## Start INFORMATION GIVEN

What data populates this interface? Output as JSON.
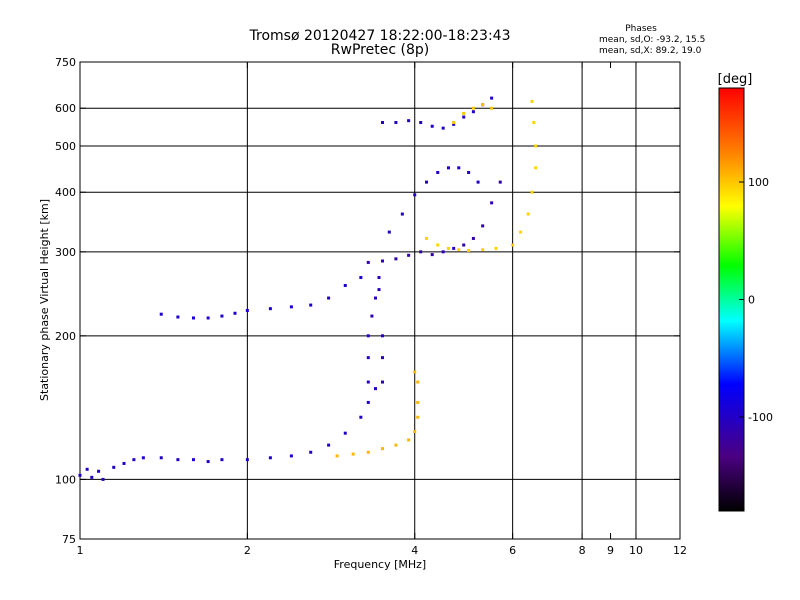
{
  "chart_data": {
    "type": "scatter",
    "title": "Tromsø 20120427 18:22:00-18:23:43",
    "subtitle": "RwPretec (8p)",
    "xlabel": "Frequency [MHz]",
    "ylabel": "Stationary phase Virtual Height [km]",
    "x_scale": "log",
    "y_scale": "log",
    "xlim": [
      1,
      12
    ],
    "ylim": [
      75,
      750
    ],
    "x_ticks": [
      1,
      2,
      4,
      6,
      8,
      10,
      12
    ],
    "x_tick_labels": [
      "1",
      "2",
      "4",
      "6",
      "8",
      "10",
      "12"
    ],
    "x_minor_ticks": [
      9
    ],
    "x_minor_tick_labels": [
      "9"
    ],
    "y_ticks": [
      75,
      100,
      200,
      300,
      400,
      500,
      600,
      750
    ],
    "y_tick_labels": [
      "75",
      "100",
      "200",
      "300",
      "400",
      "500",
      "600",
      "750"
    ],
    "x_grid_lines": [
      2,
      4,
      6,
      8,
      10
    ],
    "y_grid_lines": [
      100,
      200,
      300,
      400,
      500,
      600
    ],
    "grid": true,
    "phase_box": {
      "title": "Phases",
      "line1": "mean, sd,O: -93.2, 15.5",
      "line2": "mean, sd,X:  89.2, 19.0"
    },
    "colorbar": {
      "label": "[deg]",
      "range": [
        -180,
        180
      ],
      "ticks": [
        100,
        0,
        -100
      ],
      "tick_labels": [
        "100",
        "0",
        "-100"
      ],
      "stops": [
        "#000000",
        "#4b0082",
        "#0000ff",
        "#00ffff",
        "#00ff00",
        "#ffff00",
        "#ff7f00",
        "#ff0000"
      ]
    },
    "series": [
      {
        "phase": -100,
        "points": [
          [
            1.0,
            102
          ],
          [
            1.03,
            105
          ],
          [
            1.05,
            101
          ],
          [
            1.08,
            104
          ],
          [
            1.1,
            100
          ],
          [
            1.15,
            106
          ],
          [
            1.2,
            108
          ],
          [
            1.25,
            110
          ],
          [
            1.3,
            111
          ],
          [
            1.4,
            111
          ],
          [
            1.5,
            110
          ],
          [
            1.6,
            110
          ],
          [
            1.7,
            109
          ],
          [
            1.8,
            110
          ],
          [
            2.0,
            110
          ],
          [
            2.2,
            111
          ],
          [
            2.4,
            112
          ],
          [
            2.6,
            114
          ],
          [
            2.8,
            118
          ],
          [
            3.0,
            125
          ],
          [
            3.2,
            135
          ],
          [
            3.3,
            145
          ],
          [
            3.4,
            155
          ]
        ]
      },
      {
        "phase": -105,
        "points": [
          [
            3.3,
            160
          ],
          [
            3.3,
            180
          ],
          [
            3.3,
            200
          ],
          [
            3.35,
            220
          ],
          [
            3.4,
            240
          ],
          [
            3.45,
            250
          ],
          [
            3.45,
            265
          ],
          [
            3.5,
            200
          ],
          [
            3.5,
            180
          ],
          [
            3.5,
            160
          ]
        ]
      },
      {
        "phase": -95,
        "points": [
          [
            1.4,
            222
          ],
          [
            1.5,
            219
          ],
          [
            1.6,
            218
          ],
          [
            1.7,
            218
          ],
          [
            1.8,
            220
          ],
          [
            1.9,
            223
          ],
          [
            2.0,
            226
          ],
          [
            2.2,
            228
          ],
          [
            2.4,
            230
          ],
          [
            2.6,
            232
          ],
          [
            2.8,
            240
          ],
          [
            3.0,
            255
          ],
          [
            3.2,
            265
          ]
        ]
      },
      {
        "phase": -110,
        "points": [
          [
            3.3,
            285
          ],
          [
            3.5,
            287
          ],
          [
            3.7,
            290
          ],
          [
            3.9,
            295
          ],
          [
            4.1,
            300
          ],
          [
            4.3,
            296
          ],
          [
            4.5,
            300
          ],
          [
            4.7,
            305
          ],
          [
            4.9,
            310
          ],
          [
            5.1,
            320
          ],
          [
            5.3,
            340
          ],
          [
            5.5,
            380
          ],
          [
            5.7,
            420
          ]
        ]
      },
      {
        "phase": -100,
        "points": [
          [
            3.6,
            330
          ],
          [
            3.8,
            360
          ],
          [
            4.0,
            395
          ],
          [
            4.2,
            420
          ],
          [
            4.4,
            440
          ],
          [
            4.6,
            450
          ],
          [
            4.8,
            450
          ],
          [
            5.0,
            440
          ],
          [
            5.2,
            420
          ]
        ]
      },
      {
        "phase": -100,
        "points": [
          [
            3.5,
            560
          ],
          [
            3.7,
            560
          ],
          [
            3.9,
            565
          ],
          [
            4.1,
            560
          ],
          [
            4.3,
            550
          ],
          [
            4.5,
            545
          ],
          [
            4.7,
            555
          ],
          [
            4.9,
            575
          ],
          [
            5.1,
            590
          ],
          [
            5.3,
            610
          ],
          [
            5.5,
            630
          ]
        ]
      },
      {
        "phase": 105,
        "points": [
          [
            2.9,
            112
          ],
          [
            3.1,
            113
          ],
          [
            3.3,
            114
          ],
          [
            3.5,
            116
          ],
          [
            3.7,
            118
          ],
          [
            3.9,
            121
          ],
          [
            4.0,
            126
          ],
          [
            4.05,
            135
          ],
          [
            4.05,
            145
          ],
          [
            4.05,
            160
          ],
          [
            4.0,
            168
          ]
        ]
      },
      {
        "phase": 95,
        "points": [
          [
            4.2,
            320
          ],
          [
            4.4,
            310
          ],
          [
            4.6,
            305
          ],
          [
            4.8,
            303
          ],
          [
            5.0,
            302
          ],
          [
            5.3,
            303
          ],
          [
            5.6,
            305
          ],
          [
            6.0,
            310
          ],
          [
            6.2,
            330
          ],
          [
            6.4,
            360
          ],
          [
            6.5,
            400
          ],
          [
            6.6,
            450
          ],
          [
            6.6,
            500
          ],
          [
            6.55,
            560
          ],
          [
            6.5,
            620
          ]
        ]
      },
      {
        "phase": 100,
        "points": [
          [
            4.7,
            560
          ],
          [
            4.9,
            585
          ],
          [
            5.1,
            600
          ],
          [
            5.3,
            610
          ],
          [
            5.5,
            600
          ]
        ]
      }
    ]
  }
}
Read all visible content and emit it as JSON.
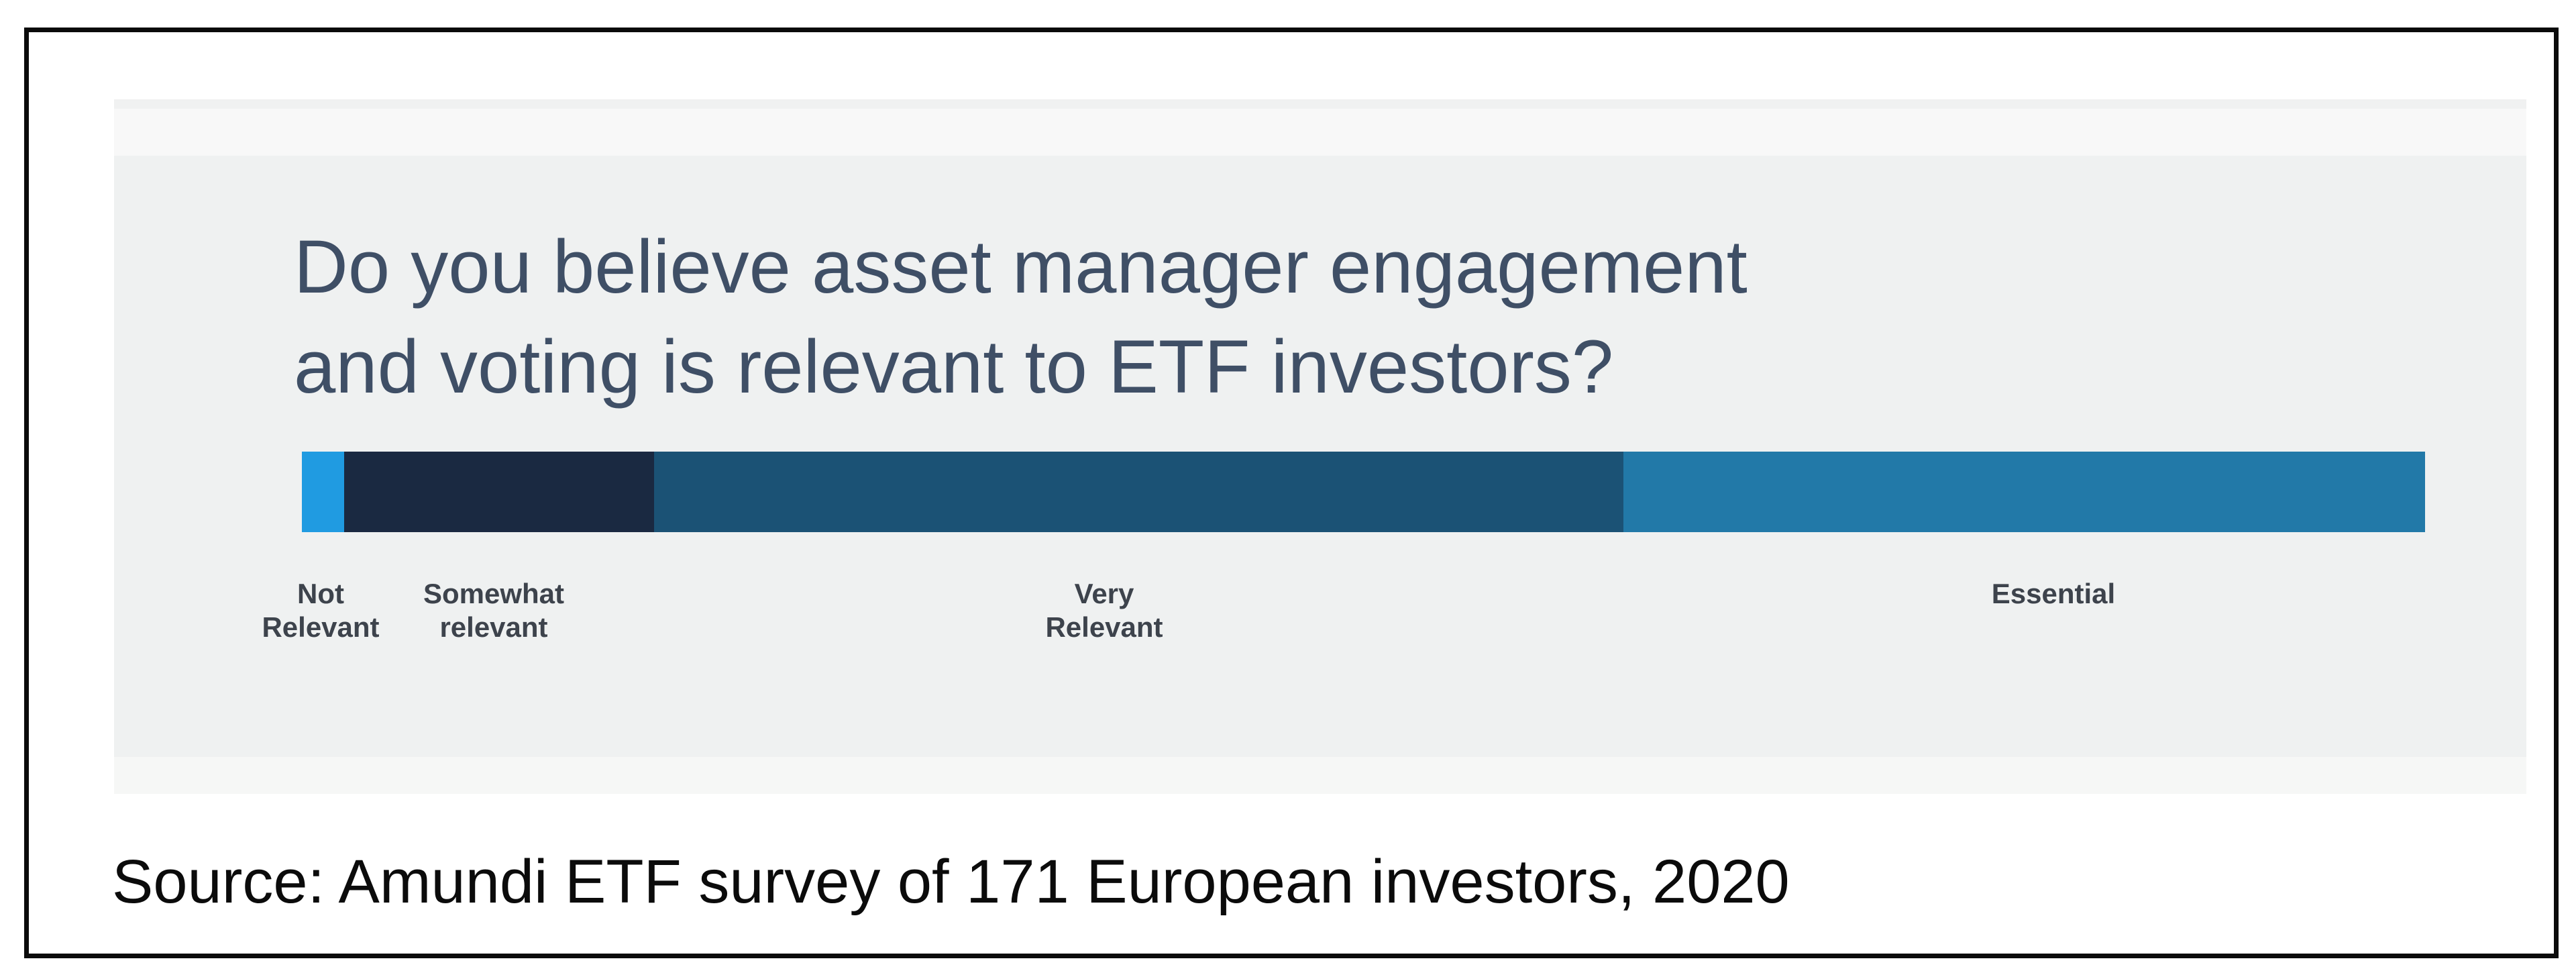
{
  "figure": {
    "title_line1": "Do you believe asset manager engagement",
    "title_line2": "and voting is relevant to ETF investors?",
    "source": "Source: Amundi ETF survey of 171 European investors, 2020"
  },
  "colors": {
    "title_text": "#3f4f66",
    "label_text": "#3d434c",
    "source_text": "#0b0b0b",
    "frame_border": "#0b0b0b",
    "panel_bg": "#eff1f1",
    "panel_strip_light": "#f8f8f8",
    "seg_not_relevant": "#209be1",
    "seg_somewhat_relevant": "#1a2941",
    "seg_very_relevant": "#1b5275",
    "seg_essential": "#2279a8"
  },
  "chart_data": {
    "type": "bar",
    "subtype": "single-stacked-horizontal",
    "title": "Do you believe asset manager engagement and voting is relevant to ETF investors?",
    "categories": [
      "Not Relevant",
      "Somewhat relevant",
      "Very Relevant",
      "Essential"
    ],
    "values_pct_estimated": [
      2,
      15,
      45,
      38
    ],
    "segment_widths_pct": [
      1.99,
      14.6,
      45.66,
      37.75
    ],
    "segment_colors": [
      "#209be1",
      "#1a2941",
      "#1b5275",
      "#2279a8"
    ],
    "xlabel": "",
    "ylabel": "",
    "axis": "none (segments labeled below bar)",
    "legend": "none",
    "labels_below_bar": [
      {
        "line1": "Not",
        "line2": "Relevant"
      },
      {
        "line1": "Somewhat",
        "line2": "relevant"
      },
      {
        "line1": "Very",
        "line2": "Relevant"
      },
      {
        "line1": "Essential",
        "line2": ""
      }
    ],
    "source": "Source: Amundi ETF survey of 171 European investors, 2020"
  }
}
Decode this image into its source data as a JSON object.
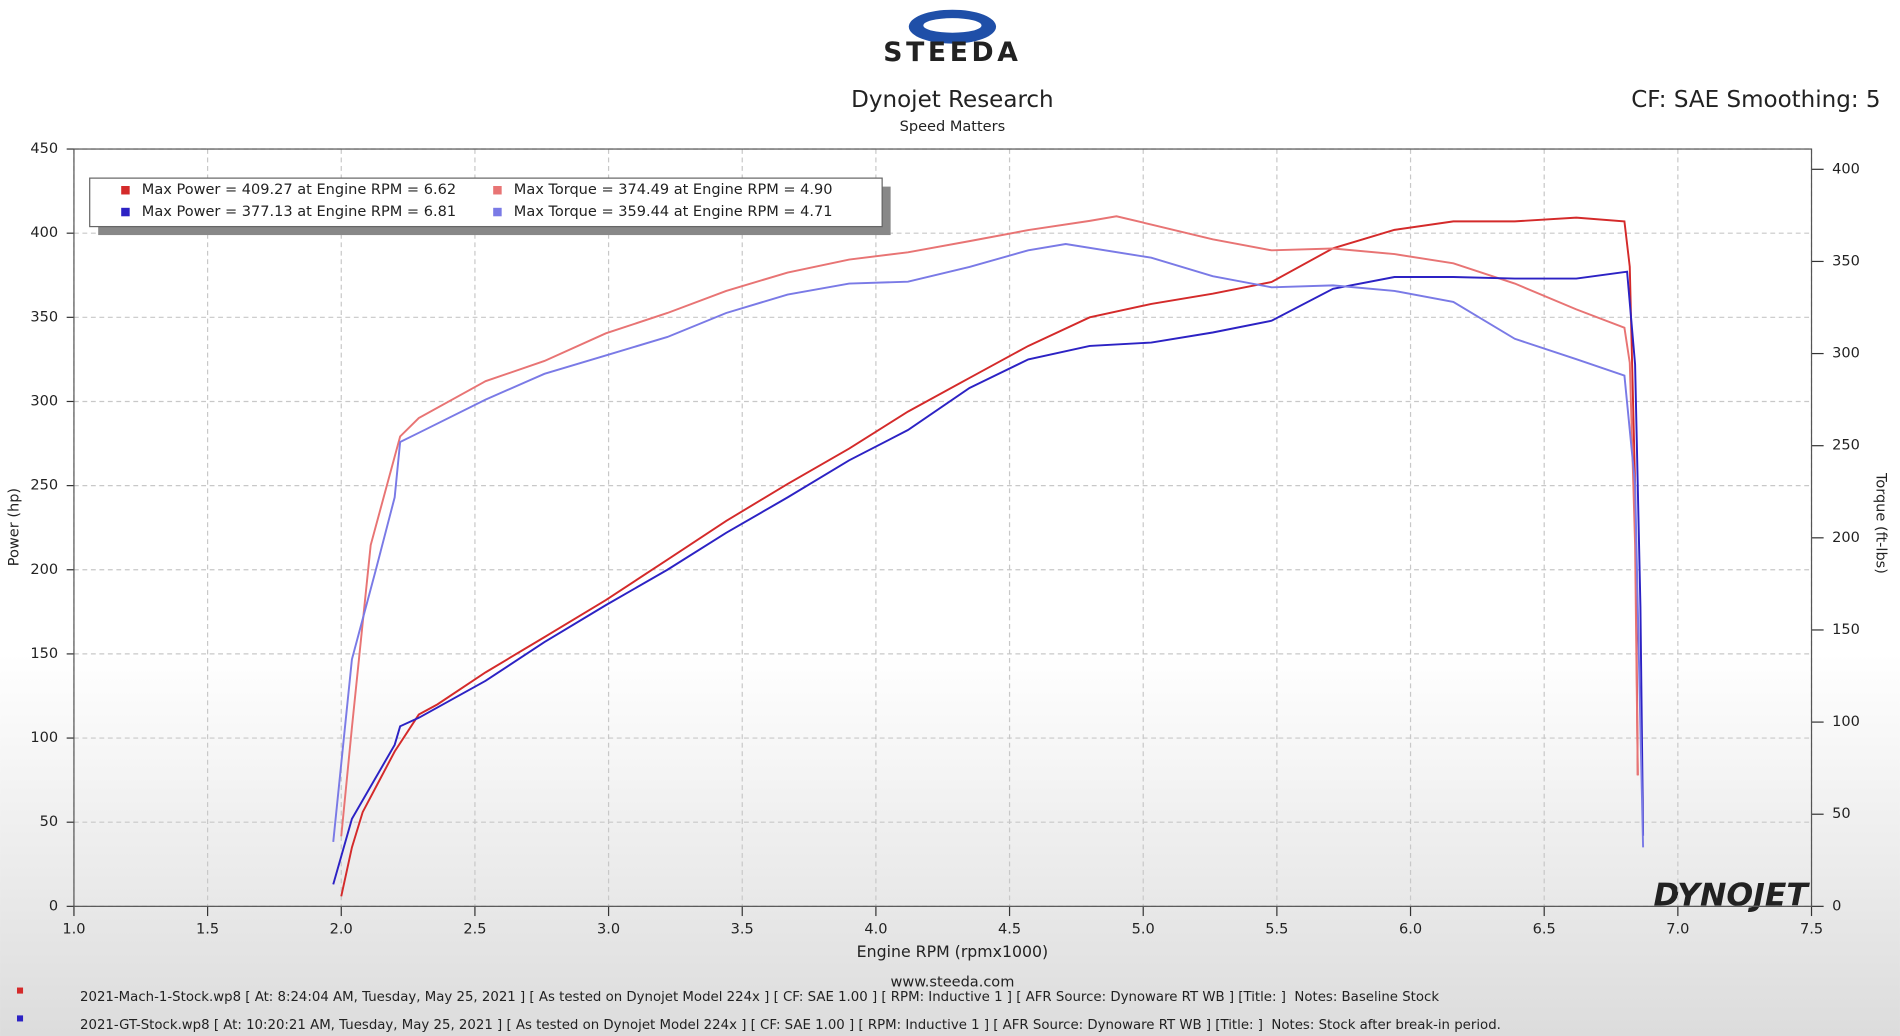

## End INFORMATION GIVEN

- TASK OBJECTIVE: Go through the lines above. Select every one that has the string "this".

- TASK ANSWER:
What data populates this interface? Output as JSON.
Decode this image into its source data as a JSON object.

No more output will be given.